[Recorded data]
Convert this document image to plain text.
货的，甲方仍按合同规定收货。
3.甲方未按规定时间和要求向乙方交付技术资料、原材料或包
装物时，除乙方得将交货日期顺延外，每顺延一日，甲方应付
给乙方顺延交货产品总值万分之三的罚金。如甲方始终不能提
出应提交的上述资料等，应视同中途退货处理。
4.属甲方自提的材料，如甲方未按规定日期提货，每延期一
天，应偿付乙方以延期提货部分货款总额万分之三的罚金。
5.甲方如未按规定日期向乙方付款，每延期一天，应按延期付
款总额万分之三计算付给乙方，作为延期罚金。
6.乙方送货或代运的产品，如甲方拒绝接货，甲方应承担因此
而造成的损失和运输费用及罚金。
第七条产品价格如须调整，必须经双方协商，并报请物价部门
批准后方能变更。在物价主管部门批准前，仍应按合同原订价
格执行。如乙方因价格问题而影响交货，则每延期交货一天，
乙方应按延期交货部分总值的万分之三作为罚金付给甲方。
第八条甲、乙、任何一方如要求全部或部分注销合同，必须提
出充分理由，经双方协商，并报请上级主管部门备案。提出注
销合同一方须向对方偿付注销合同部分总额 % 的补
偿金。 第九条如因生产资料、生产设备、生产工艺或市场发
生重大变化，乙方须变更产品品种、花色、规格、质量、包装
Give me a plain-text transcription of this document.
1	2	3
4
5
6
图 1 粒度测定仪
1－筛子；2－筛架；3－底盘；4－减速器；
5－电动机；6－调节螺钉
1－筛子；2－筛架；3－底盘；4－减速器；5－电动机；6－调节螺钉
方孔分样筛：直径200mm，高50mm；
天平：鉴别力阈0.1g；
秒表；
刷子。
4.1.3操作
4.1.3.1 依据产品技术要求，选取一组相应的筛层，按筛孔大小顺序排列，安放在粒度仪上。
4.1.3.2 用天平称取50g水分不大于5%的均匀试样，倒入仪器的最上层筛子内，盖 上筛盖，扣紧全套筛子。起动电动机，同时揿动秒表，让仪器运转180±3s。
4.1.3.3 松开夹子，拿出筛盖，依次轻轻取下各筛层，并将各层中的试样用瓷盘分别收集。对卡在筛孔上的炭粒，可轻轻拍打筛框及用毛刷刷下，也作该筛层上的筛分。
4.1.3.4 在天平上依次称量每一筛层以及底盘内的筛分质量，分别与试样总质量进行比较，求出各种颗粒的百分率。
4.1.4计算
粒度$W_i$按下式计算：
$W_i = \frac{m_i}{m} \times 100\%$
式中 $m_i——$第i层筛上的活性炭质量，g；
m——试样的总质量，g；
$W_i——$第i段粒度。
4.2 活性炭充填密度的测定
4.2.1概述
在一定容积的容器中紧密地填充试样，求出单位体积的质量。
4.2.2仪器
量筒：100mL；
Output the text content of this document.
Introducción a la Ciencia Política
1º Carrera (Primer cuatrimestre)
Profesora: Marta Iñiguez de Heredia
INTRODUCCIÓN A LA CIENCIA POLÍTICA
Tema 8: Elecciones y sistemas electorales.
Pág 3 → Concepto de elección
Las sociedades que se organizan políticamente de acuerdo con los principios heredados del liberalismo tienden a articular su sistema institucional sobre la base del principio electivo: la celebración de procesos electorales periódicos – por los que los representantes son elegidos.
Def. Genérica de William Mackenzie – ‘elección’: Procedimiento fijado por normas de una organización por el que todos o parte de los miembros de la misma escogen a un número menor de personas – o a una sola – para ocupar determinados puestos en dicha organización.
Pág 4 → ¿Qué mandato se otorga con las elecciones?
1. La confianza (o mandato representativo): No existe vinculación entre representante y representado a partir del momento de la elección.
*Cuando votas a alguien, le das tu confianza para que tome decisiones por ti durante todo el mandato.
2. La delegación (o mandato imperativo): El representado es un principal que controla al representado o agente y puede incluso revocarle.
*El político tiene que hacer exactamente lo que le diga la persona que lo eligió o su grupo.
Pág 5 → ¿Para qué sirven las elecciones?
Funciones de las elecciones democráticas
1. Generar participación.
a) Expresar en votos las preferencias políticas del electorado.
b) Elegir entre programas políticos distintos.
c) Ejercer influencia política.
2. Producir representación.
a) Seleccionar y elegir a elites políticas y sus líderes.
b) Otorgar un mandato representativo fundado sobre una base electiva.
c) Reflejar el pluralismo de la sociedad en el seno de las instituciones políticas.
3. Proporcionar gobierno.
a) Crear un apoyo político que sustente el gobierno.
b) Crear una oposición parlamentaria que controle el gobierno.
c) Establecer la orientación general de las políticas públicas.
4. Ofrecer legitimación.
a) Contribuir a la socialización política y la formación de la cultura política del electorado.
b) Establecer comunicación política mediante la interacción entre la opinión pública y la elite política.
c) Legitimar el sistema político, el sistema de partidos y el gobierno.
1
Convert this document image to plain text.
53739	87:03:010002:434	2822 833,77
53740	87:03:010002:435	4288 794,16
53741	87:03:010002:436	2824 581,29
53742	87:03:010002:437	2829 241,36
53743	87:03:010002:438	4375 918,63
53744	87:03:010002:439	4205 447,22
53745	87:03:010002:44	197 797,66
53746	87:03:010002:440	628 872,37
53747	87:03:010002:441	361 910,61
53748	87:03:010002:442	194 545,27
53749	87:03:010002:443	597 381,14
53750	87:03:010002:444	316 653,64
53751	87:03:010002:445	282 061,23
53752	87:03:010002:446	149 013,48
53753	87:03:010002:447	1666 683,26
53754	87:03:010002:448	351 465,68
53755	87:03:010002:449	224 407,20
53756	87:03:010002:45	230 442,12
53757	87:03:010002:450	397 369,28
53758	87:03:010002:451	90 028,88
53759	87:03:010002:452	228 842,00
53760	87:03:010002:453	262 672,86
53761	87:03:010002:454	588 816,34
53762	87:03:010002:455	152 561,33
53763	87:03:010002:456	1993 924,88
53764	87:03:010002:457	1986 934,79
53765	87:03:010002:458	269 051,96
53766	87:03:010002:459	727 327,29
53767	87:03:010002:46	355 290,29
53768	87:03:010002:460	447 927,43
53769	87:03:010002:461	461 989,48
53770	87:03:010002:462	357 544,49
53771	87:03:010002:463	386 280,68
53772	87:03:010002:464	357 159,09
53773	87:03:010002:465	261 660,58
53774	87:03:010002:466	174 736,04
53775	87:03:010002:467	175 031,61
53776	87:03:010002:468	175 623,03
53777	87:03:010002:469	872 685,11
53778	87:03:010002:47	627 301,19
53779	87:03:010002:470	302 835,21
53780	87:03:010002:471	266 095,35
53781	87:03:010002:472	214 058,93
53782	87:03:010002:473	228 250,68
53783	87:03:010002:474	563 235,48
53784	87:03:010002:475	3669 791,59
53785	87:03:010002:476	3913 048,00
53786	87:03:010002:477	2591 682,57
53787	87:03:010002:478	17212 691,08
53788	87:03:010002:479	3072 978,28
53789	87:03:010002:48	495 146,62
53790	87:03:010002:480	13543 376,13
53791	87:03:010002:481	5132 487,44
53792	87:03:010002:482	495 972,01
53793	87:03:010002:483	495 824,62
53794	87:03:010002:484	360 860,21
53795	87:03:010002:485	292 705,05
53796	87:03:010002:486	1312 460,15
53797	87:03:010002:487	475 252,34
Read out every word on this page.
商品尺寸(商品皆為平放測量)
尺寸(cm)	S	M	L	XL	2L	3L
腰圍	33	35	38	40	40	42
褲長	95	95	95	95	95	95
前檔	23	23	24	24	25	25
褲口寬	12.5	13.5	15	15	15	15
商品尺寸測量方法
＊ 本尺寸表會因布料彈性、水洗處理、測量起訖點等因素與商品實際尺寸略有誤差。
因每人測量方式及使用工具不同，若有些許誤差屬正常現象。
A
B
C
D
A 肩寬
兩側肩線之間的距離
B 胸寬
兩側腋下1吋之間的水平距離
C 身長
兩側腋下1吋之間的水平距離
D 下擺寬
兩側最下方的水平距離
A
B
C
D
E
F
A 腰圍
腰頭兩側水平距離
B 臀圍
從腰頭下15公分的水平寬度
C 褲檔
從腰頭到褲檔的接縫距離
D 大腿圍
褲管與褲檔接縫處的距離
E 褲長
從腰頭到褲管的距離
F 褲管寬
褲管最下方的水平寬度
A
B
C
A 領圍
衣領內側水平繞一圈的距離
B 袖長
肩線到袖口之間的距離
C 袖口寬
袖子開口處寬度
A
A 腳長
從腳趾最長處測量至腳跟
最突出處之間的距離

> WHAT YOU SHOULD DO: List the lines of the records where "this" occurs.

> THE COMPLETED TASK:
Convert this document image to plain text.
Give me a plain-text transcription of this document.
Output the text content of this document.
Convert this document image to plain text.
Read out every word on this page.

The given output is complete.